[Records from a dataset]
--- --- ---
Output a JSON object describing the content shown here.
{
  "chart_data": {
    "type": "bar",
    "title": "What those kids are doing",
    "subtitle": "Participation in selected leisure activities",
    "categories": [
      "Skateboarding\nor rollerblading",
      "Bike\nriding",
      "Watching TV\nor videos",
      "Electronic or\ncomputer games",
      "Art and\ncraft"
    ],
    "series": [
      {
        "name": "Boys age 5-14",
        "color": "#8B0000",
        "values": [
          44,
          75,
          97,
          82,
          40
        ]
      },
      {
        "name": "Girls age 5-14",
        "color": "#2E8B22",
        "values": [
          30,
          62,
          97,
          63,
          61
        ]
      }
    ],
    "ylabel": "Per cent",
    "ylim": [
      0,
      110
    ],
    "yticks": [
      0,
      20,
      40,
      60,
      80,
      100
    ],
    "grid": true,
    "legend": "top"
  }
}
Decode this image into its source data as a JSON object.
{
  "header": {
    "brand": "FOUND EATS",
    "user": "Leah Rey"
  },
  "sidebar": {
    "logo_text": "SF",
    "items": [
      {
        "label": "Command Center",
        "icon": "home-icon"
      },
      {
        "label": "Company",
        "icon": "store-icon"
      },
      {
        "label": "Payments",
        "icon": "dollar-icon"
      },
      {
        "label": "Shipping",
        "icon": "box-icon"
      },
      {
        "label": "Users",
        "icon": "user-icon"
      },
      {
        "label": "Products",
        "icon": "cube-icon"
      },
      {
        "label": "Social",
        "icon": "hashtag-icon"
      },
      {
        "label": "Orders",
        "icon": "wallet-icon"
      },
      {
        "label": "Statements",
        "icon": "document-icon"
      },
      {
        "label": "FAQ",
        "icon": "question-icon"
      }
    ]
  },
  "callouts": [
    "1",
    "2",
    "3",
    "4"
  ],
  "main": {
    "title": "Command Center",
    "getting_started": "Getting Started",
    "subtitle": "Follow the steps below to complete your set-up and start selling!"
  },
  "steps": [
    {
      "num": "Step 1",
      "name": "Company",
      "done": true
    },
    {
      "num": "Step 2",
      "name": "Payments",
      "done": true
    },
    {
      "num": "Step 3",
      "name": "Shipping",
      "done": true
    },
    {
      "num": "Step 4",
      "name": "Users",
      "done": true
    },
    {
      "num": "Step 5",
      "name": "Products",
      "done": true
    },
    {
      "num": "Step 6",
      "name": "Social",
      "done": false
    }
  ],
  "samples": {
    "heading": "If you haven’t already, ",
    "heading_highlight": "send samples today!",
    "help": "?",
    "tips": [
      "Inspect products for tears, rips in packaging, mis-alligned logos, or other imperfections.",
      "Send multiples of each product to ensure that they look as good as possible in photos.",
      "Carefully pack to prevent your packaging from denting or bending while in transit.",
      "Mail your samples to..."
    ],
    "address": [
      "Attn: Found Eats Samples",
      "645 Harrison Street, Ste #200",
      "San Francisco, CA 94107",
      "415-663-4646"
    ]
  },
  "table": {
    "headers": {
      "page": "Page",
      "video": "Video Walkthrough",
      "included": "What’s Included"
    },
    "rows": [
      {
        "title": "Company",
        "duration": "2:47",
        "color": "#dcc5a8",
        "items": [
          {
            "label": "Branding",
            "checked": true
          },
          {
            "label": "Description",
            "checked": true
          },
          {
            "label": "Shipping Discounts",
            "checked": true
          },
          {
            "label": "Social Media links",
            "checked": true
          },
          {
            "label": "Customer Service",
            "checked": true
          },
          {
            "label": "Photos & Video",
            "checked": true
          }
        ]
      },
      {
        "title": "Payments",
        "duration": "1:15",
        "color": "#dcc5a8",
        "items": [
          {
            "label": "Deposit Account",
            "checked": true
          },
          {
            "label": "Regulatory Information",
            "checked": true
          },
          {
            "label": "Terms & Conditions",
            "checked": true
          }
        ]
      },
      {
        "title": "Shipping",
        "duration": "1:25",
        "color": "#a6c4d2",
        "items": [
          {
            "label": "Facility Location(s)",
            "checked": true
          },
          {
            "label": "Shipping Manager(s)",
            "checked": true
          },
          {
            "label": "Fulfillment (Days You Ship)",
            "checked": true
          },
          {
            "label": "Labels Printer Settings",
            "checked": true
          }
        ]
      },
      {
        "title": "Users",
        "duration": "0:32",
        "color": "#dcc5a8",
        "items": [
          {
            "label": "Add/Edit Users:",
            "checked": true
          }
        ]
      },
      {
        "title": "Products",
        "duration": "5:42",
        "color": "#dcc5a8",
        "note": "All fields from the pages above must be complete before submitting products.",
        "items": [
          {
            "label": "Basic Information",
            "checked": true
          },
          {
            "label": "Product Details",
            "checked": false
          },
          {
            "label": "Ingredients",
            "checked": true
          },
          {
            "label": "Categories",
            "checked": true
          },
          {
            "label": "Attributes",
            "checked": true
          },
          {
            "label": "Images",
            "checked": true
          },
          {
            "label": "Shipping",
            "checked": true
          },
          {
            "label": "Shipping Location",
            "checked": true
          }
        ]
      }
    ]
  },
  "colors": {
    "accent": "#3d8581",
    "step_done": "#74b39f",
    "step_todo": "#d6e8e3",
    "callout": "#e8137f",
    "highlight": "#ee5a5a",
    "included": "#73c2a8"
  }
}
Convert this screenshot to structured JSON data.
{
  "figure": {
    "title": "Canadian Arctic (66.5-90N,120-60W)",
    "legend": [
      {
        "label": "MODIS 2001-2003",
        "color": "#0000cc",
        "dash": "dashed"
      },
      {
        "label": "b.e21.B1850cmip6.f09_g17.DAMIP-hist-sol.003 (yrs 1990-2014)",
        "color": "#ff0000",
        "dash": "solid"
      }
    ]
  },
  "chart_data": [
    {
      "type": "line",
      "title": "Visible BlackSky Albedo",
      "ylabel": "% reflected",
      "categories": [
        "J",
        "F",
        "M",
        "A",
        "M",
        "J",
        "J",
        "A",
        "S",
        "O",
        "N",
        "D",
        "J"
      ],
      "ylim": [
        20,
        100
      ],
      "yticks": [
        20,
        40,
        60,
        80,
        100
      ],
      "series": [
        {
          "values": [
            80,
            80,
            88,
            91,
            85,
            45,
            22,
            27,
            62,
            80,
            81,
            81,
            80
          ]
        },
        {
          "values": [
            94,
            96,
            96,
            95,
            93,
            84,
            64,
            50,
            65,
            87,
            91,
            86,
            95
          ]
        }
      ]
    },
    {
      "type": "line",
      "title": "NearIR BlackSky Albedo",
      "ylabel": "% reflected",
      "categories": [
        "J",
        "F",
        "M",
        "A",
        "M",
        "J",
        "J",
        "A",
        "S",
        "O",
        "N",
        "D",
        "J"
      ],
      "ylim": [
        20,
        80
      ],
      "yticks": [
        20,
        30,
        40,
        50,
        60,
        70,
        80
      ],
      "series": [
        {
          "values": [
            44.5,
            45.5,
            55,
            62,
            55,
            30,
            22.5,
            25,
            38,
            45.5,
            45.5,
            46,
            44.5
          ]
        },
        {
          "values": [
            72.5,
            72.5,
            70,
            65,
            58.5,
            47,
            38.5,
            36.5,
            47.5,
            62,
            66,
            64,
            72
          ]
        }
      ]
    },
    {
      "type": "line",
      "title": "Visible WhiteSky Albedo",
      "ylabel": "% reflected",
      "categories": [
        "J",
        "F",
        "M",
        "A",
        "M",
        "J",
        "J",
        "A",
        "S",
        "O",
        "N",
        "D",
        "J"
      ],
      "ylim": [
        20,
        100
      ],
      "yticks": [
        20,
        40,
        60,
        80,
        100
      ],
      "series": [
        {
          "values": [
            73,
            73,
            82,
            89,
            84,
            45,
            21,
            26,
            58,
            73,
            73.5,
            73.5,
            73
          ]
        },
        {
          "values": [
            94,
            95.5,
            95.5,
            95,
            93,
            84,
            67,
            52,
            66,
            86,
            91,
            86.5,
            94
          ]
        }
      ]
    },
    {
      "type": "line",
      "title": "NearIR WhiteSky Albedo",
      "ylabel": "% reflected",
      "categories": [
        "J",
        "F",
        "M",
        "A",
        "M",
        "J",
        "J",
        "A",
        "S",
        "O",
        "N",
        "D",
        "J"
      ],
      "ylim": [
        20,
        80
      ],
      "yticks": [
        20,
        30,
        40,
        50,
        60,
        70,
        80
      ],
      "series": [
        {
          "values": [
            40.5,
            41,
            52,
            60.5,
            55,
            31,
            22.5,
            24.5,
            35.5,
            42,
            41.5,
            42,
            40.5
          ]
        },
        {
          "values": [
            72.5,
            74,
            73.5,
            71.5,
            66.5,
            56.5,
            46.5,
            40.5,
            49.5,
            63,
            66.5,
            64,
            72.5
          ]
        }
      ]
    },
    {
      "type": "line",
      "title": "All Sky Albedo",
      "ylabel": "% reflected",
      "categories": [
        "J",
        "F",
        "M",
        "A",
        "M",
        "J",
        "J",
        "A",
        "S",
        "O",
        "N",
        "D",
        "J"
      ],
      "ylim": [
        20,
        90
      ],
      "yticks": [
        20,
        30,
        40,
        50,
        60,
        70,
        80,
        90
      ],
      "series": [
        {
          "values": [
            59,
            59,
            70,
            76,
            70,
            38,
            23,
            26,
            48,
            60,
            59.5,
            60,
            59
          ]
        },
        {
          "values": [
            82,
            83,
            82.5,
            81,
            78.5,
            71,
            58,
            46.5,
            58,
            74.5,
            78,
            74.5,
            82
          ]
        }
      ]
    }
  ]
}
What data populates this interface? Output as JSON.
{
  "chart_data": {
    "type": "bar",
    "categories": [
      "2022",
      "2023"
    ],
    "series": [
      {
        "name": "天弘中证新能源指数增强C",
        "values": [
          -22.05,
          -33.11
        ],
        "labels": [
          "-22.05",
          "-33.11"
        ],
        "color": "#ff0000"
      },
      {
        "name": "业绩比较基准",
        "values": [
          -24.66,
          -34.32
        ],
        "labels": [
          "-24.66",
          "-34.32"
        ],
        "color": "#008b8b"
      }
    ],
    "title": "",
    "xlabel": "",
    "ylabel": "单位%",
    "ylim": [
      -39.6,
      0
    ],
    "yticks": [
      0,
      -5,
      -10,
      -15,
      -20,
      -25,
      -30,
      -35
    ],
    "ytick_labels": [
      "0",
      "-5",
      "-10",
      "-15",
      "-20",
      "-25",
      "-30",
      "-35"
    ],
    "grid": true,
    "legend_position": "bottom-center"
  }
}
--- --- ---
• [Exercise requirements] Print exactly the lines from the one with "What data populates" through the end of the data, inclusive.

• [Answer below]
What data populates this interface? Output as JSON.
{
  "chart_data": {
    "type": "bar",
    "categories": [
      "2022",
      "2023"
    ],
    "series": [
      {
        "name": "天弘中证新能源指数增强C",
        "values": [
          -22.05,
          -33.11
        ],
        "labels": [
          "-22.05",
          "-33.11"
        ],
        "color": "#ff0000"
      },
      {
        "name": "业绩比较基准",
        "values": [
          -24.66,
          -34.32
        ],
        "labels": [
          "-24.66",
          "-34.32"
        ],
        "color": "#008b8b"
      }
    ],
    "title": "",
    "xlabel": "",
    "ylabel": "单位%",
    "ylim": [
      -39.6,
      0
    ],
    "yticks": [
      0,
      -5,
      -10,
      -15,
      -20,
      -25,
      -30,
      -35
    ],
    "ytick_labels": [
      "0",
      "-5",
      "-10",
      "-15",
      "-20",
      "-25",
      "-30",
      "-35"
    ],
    "grid": true,
    "legend_position": "bottom-center"
  }
}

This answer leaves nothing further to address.